### Exercise prompt
Below are records to be output exactly, every one of them.

<<<<

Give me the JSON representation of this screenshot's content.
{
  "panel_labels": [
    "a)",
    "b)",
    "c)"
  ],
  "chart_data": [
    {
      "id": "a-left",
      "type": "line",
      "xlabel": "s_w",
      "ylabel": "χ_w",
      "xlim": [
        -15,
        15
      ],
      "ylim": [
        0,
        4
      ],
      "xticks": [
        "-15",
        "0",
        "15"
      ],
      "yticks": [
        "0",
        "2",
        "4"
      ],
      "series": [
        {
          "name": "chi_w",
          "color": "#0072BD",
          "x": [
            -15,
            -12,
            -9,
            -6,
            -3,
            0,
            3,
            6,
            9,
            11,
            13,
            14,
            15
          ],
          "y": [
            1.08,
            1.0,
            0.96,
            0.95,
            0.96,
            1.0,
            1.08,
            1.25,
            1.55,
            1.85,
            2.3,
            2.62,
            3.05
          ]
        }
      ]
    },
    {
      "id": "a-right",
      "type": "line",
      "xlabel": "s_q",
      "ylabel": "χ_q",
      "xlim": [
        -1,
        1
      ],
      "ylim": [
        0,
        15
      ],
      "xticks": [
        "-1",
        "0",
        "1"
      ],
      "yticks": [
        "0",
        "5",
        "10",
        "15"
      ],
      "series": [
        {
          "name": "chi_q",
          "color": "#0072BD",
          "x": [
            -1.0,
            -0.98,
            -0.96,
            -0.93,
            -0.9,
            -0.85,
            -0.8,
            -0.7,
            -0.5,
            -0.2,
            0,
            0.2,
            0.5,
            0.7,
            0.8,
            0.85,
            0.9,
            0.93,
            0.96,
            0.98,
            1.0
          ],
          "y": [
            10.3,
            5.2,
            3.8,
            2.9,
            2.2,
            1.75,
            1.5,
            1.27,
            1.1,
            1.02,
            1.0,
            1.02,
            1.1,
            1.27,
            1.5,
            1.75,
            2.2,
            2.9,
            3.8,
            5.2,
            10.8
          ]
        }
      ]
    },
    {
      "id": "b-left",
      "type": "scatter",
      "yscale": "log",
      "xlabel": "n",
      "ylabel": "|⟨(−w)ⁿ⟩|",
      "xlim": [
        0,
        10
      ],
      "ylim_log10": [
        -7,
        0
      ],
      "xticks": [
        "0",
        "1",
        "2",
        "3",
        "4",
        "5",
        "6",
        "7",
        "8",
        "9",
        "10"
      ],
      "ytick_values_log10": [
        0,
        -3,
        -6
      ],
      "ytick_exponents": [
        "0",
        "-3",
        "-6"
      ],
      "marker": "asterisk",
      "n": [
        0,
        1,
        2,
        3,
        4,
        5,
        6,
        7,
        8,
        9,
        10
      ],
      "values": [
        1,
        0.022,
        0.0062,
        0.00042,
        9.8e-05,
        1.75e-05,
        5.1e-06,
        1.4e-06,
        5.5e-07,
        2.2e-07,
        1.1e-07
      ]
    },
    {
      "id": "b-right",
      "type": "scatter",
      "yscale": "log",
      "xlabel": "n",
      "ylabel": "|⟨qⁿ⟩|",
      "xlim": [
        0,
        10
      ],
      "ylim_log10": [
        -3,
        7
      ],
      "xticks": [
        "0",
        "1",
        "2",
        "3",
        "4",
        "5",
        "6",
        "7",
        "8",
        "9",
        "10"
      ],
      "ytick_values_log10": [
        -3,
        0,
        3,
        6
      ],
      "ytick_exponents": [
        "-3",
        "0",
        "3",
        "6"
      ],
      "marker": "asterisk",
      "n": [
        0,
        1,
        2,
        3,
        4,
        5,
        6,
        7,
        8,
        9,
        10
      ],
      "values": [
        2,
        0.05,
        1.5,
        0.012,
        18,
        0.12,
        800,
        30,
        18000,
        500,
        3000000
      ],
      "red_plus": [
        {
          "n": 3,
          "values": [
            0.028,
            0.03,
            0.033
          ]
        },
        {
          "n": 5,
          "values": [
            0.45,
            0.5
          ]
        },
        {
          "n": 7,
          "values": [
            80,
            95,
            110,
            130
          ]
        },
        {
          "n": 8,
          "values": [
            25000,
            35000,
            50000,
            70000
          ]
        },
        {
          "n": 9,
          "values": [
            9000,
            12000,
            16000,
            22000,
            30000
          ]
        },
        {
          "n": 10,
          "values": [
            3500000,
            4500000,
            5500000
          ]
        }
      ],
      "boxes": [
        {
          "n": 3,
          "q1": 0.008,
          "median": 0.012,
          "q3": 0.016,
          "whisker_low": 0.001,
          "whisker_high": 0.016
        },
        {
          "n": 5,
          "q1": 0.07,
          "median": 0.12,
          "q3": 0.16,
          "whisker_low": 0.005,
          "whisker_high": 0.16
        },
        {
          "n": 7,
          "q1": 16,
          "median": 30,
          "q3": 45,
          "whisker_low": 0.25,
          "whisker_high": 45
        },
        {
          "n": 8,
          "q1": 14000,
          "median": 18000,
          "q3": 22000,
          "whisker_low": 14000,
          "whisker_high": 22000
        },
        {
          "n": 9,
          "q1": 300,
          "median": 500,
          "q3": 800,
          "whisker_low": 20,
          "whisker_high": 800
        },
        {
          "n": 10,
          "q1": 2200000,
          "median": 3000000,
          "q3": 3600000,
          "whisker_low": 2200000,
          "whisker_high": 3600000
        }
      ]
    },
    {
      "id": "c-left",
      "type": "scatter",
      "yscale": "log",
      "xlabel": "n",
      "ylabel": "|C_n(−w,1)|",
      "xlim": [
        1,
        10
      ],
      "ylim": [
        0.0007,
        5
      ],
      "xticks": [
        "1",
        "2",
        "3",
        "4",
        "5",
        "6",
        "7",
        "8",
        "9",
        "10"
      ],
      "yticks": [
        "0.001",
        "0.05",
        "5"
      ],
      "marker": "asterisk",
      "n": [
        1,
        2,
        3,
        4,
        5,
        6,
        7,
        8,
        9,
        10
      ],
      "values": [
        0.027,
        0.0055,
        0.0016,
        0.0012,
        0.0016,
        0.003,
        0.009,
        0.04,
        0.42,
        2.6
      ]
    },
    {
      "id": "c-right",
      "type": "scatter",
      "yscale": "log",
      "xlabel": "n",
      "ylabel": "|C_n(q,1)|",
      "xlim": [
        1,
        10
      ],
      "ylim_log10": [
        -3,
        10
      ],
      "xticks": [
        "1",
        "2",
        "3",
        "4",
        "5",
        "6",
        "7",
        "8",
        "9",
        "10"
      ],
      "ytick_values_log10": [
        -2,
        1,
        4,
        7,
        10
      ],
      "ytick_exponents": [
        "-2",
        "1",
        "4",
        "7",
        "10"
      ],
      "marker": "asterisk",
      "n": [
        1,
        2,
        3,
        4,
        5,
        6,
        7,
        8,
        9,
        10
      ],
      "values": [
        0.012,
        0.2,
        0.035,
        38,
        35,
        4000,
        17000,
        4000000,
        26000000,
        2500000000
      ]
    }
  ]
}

>>>>

### Result of the task
Give me the JSON representation of this screenshot's content.
{
  "panel_labels": [
    "a)",
    "b)",
    "c)"
  ],
  "chart_data": [
    {
      "id": "a-left",
      "type": "line",
      "xlabel": "s_w",
      "ylabel": "χ_w",
      "xlim": [
        -15,
        15
      ],
      "ylim": [
        0,
        4
      ],
      "xticks": [
        "-15",
        "0",
        "15"
      ],
      "yticks": [
        "0",
        "2",
        "4"
      ],
      "series": [
        {
          "name": "chi_w",
          "color": "#0072BD",
          "x": [
            -15,
            -12,
            -9,
            -6,
            -3,
            0,
            3,
            6,
            9,
            11,
            13,
            14,
            15
          ],
          "y": [
            1.08,
            1.0,
            0.96,
            0.95,
            0.96,
            1.0,
            1.08,
            1.25,
            1.55,
            1.85,
            2.3,
            2.62,
            3.05
          ]
        }
      ]
    },
    {
      "id": "a-right",
      "type": "line",
      "xlabel": "s_q",
      "ylabel": "χ_q",
      "xlim": [
        -1,
        1
      ],
      "ylim": [
        0,
        15
      ],
      "xticks": [
        "-1",
        "0",
        "1"
      ],
      "yticks": [
        "0",
        "5",
        "10",
        "15"
      ],
      "series": [
        {
          "name": "chi_q",
          "color": "#0072BD",
          "x": [
            -1.0,
            -0.98,
            -0.96,
            -0.93,
            -0.9,
            -0.85,
            -0.8,
            -0.7,
            -0.5,
            -0.2,
            0,
            0.2,
            0.5,
            0.7,
            0.8,
            0.85,
            0.9,
            0.93,
            0.96,
            0.98,
            1.0
          ],
          "y": [
            10.3,
            5.2,
            3.8,
            2.9,
            2.2,
            1.75,
            1.5,
            1.27,
            1.1,
            1.02,
            1.0,
            1.02,
            1.1,
            1.27,
            1.5,
            1.75,
            2.2,
            2.9,
            3.8,
            5.2,
            10.8
          ]
        }
      ]
    },
    {
      "id": "b-left",
      "type": "scatter",
      "yscale": "log",
      "xlabel": "n",
      "ylabel": "|⟨(−w)ⁿ⟩|",
      "xlim": [
        0,
        10
      ],
      "ylim_log10": [
        -7,
        0
      ],
      "xticks": [
        "0",
        "1",
        "2",
        "3",
        "4",
        "5",
        "6",
        "7",
        "8",
        "9",
        "10"
      ],
      "ytick_values_log10": [
        0,
        -3,
        -6
      ],
      "ytick_exponents": [
        "0",
        "-3",
        "-6"
      ],
      "marker": "asterisk",
      "n": [
        0,
        1,
        2,
        3,
        4,
        5,
        6,
        7,
        8,
        9,
        10
      ],
      "values": [
        1,
        0.022,
        0.0062,
        0.00042,
        9.8e-05,
        1.75e-05,
        5.1e-06,
        1.4e-06,
        5.5e-07,
        2.2e-07,
        1.1e-07
      ]
    },
    {
      "id": "b-right",
      "type": "scatter",
      "yscale": "log",
      "xlabel": "n",
      "ylabel": "|⟨qⁿ⟩|",
      "xlim": [
        0,
        10
      ],
      "ylim_log10": [
        -3,
        7
      ],
      "xticks": [
        "0",
        "1",
        "2",
        "3",
        "4",
        "5",
        "6",
        "7",
        "8",
        "9",
        "10"
      ],
      "ytick_values_log10": [
        -3,
        0,
        3,
        6
      ],
      "ytick_exponents": [
        "-3",
        "0",
        "3",
        "6"
      ],
      "marker": "asterisk",
      "n": [
        0,
        1,
        2,
        3,
        4,
        5,
        6,
        7,
        8,
        9,
        10
      ],
      "values": [
        2,
        0.05,
        1.5,
        0.012,
        18,
        0.12,
        800,
        30,
        18000,
        500,
        3000000
      ],
      "red_plus": [
        {
          "n": 3,
          "values": [
            0.028,
            0.03,
            0.033
          ]
        },
        {
          "n": 5,
          "values": [
            0.45,
            0.5
          ]
        },
        {
          "n": 7,
          "values": [
            80,
            95,
            110,
            130
          ]
        },
        {
          "n": 8,
          "values": [
            25000,
            35000,
            50000,
            70000
          ]
        },
        {
          "n": 9,
          "values": [
            9000,
            12000,
            16000,
            22000,
            30000
          ]
        },
        {
          "n": 10,
          "values": [
            3500000,
            4500000,
            5500000
          ]
        }
      ],
      "boxes": [
        {
          "n": 3,
          "q1": 0.008,
          "median": 0.012,
          "q3": 0.016,
          "whisker_low": 0.001,
          "whisker_high": 0.016
        },
        {
          "n": 5,
          "q1": 0.07,
          "median": 0.12,
          "q3": 0.16,
          "whisker_low": 0.005,
          "whisker_high": 0.16
        },
        {
          "n": 7,
          "q1": 16,
          "median": 30,
          "q3": 45,
          "whisker_low": 0.25,
          "whisker_high": 45
        },
        {
          "n": 8,
          "q1": 14000,
          "median": 18000,
          "q3": 22000,
          "whisker_low": 14000,
          "whisker_high": 22000
        },
        {
          "n": 9,
          "q1": 300,
          "median": 500,
          "q3": 800,
          "whisker_low": 20,
          "whisker_high": 800
        },
        {
          "n": 10,
          "q1": 2200000,
          "median": 3000000,
          "q3": 3600000,
          "whisker_low": 2200000,
          "whisker_high": 3600000
        }
      ]
    },
    {
      "id": "c-left",
      "type": "scatter",
      "yscale": "log",
      "xlabel": "n",
      "ylabel": "|C_n(−w,1)|",
      "xlim": [
        1,
        10
      ],
      "ylim": [
        0.0007,
        5
      ],
      "xticks": [
        "1",
        "2",
        "3",
        "4",
        "5",
        "6",
        "7",
        "8",
        "9",
        "10"
      ],
      "yticks": [
        "0.001",
        "0.05",
        "5"
      ],
      "marker": "asterisk",
      "n": [
        1,
        2,
        3,
        4,
        5,
        6,
        7,
        8,
        9,
        10
      ],
      "values": [
        0.027,
        0.0055,
        0.0016,
        0.0012,
        0.0016,
        0.003,
        0.009,
        0.04,
        0.42,
        2.6
      ]
    },
    {
      "id": "c-right",
      "type": "scatter",
      "yscale": "log",
      "xlabel": "n",
      "ylabel": "|C_n(q,1)|",
      "xlim": [
        1,
        10
      ],
      "ylim_log10": [
        -3,
        10
      ],
      "xticks": [
        "1",
        "2",
        "3",
        "4",
        "5",
        "6",
        "7",
        "8",
        "9",
        "10"
      ],
      "ytick_values_log10": [
        -2,
        1,
        4,
        7,
        10
      ],
      "ytick_exponents": [
        "-2",
        "1",
        "4",
        "7",
        "10"
      ],
      "marker": "asterisk",
      "n": [
        1,
        2,
        3,
        4,
        5,
        6,
        7,
        8,
        9,
        10
      ],
      "values": [
        0.012,
        0.2,
        0.035,
        38,
        35,
        4000,
        17000,
        4000000,
        26000000,
        2500000000
      ]
    }
  ]
}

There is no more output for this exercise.